━━━ DATA FOR THIS TASK ━━━

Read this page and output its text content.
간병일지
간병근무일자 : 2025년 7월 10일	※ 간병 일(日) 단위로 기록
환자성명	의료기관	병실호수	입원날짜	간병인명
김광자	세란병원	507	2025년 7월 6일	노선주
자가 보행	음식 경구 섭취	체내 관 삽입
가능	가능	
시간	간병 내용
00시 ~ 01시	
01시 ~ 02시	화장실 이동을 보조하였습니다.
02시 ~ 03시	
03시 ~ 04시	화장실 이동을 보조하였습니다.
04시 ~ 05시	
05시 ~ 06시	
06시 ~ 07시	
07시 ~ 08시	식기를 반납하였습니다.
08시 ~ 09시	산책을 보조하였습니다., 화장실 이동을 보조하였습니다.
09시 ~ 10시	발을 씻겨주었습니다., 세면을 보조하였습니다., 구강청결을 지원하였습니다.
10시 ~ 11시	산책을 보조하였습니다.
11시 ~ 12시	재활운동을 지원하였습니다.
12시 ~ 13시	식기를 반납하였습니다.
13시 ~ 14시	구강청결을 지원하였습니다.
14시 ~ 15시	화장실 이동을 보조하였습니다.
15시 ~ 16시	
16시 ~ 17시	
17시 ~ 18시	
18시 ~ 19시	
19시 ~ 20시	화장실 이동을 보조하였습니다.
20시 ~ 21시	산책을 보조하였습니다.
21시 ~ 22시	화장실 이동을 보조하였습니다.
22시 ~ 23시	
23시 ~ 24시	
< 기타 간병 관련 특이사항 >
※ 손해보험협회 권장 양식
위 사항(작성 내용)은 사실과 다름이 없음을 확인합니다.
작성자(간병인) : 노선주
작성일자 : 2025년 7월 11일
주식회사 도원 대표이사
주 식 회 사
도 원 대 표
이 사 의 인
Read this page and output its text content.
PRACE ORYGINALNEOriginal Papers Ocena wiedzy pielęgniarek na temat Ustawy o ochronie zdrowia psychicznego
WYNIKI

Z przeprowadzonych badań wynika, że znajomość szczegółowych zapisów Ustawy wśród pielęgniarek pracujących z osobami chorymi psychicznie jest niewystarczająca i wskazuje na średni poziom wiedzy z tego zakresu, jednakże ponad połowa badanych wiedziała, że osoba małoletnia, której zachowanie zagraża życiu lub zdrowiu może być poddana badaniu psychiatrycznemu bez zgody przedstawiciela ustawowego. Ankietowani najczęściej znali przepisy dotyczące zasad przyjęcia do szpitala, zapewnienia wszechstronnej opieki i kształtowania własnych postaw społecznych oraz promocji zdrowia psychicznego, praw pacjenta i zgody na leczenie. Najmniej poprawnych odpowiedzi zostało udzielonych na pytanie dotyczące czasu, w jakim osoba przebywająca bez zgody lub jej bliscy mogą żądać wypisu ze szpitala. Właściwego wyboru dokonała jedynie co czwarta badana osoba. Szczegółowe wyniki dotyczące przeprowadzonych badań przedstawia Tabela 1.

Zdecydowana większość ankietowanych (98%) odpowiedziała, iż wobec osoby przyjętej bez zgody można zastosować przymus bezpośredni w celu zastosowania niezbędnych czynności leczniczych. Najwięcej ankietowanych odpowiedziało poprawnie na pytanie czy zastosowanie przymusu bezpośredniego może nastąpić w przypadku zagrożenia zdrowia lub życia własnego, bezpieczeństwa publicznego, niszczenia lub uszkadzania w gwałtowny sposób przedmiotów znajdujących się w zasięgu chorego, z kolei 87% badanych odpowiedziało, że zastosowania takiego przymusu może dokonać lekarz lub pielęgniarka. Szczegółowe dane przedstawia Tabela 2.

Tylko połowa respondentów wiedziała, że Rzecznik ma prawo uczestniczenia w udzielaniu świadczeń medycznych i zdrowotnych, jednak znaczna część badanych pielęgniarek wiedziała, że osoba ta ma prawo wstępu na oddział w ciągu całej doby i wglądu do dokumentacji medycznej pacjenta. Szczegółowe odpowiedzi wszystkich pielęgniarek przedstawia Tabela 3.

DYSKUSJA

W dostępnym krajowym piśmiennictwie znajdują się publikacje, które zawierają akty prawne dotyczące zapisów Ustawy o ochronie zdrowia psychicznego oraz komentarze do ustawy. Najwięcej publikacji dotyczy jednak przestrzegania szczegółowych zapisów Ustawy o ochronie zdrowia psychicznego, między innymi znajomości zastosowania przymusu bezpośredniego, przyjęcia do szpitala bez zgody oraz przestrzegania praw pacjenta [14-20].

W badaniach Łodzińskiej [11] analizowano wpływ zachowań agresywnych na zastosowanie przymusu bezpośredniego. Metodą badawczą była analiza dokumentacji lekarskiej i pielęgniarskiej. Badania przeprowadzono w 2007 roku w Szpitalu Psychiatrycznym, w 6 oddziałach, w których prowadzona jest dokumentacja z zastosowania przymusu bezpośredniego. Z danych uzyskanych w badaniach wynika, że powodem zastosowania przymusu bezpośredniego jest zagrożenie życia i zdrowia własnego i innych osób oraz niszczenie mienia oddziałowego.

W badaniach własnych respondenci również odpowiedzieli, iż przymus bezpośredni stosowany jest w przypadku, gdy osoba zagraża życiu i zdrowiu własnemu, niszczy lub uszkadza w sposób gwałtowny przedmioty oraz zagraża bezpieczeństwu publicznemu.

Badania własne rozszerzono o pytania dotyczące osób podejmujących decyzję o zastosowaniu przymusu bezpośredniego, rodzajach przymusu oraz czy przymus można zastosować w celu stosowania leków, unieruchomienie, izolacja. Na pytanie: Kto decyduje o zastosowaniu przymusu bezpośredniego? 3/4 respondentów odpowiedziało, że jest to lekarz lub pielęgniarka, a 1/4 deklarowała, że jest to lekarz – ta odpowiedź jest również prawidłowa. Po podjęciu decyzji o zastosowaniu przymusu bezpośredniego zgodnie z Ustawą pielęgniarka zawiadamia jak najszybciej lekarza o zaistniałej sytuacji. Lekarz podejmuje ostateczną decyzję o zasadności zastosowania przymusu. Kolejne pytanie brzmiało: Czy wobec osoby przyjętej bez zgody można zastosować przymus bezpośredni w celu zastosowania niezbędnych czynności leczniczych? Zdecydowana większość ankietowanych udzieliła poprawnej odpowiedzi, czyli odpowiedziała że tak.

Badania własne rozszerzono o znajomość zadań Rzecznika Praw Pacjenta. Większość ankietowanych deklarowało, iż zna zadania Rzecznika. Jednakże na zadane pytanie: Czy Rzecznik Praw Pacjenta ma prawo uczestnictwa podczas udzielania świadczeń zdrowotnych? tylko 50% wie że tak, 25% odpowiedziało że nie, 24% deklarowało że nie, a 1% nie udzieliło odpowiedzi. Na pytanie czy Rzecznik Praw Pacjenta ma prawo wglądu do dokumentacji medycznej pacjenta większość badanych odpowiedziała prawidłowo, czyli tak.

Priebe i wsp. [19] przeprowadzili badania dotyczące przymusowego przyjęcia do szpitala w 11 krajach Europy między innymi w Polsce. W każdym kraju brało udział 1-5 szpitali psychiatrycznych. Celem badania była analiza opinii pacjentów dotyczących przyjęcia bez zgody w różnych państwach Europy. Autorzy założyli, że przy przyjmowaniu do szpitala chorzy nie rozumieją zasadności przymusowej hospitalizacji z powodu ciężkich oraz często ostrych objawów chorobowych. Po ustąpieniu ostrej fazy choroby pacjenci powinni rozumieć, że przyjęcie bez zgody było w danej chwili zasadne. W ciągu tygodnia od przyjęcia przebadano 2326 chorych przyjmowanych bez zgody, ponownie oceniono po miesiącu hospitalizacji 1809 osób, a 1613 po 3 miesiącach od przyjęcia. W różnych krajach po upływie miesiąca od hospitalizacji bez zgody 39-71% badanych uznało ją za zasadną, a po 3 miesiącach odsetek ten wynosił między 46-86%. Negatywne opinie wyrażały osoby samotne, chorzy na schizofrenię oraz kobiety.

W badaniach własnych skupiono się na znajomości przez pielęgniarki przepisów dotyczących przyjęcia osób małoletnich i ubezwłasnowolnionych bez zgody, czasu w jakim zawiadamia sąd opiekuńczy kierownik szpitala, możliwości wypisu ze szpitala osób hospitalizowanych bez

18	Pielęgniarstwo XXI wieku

━━━

◆ **DIRECTIVE**: All lines holding the word "구강청결을" should be picked out and copied.

◆ **PROBLEM SOLUTION**:
09시 ~ 10시	발을 씻겨주었습니다., 세면을 보조하였습니다., 구강청결을 지원하였습니다.
13시 ~ 14시	구강청결을 지원하였습니다.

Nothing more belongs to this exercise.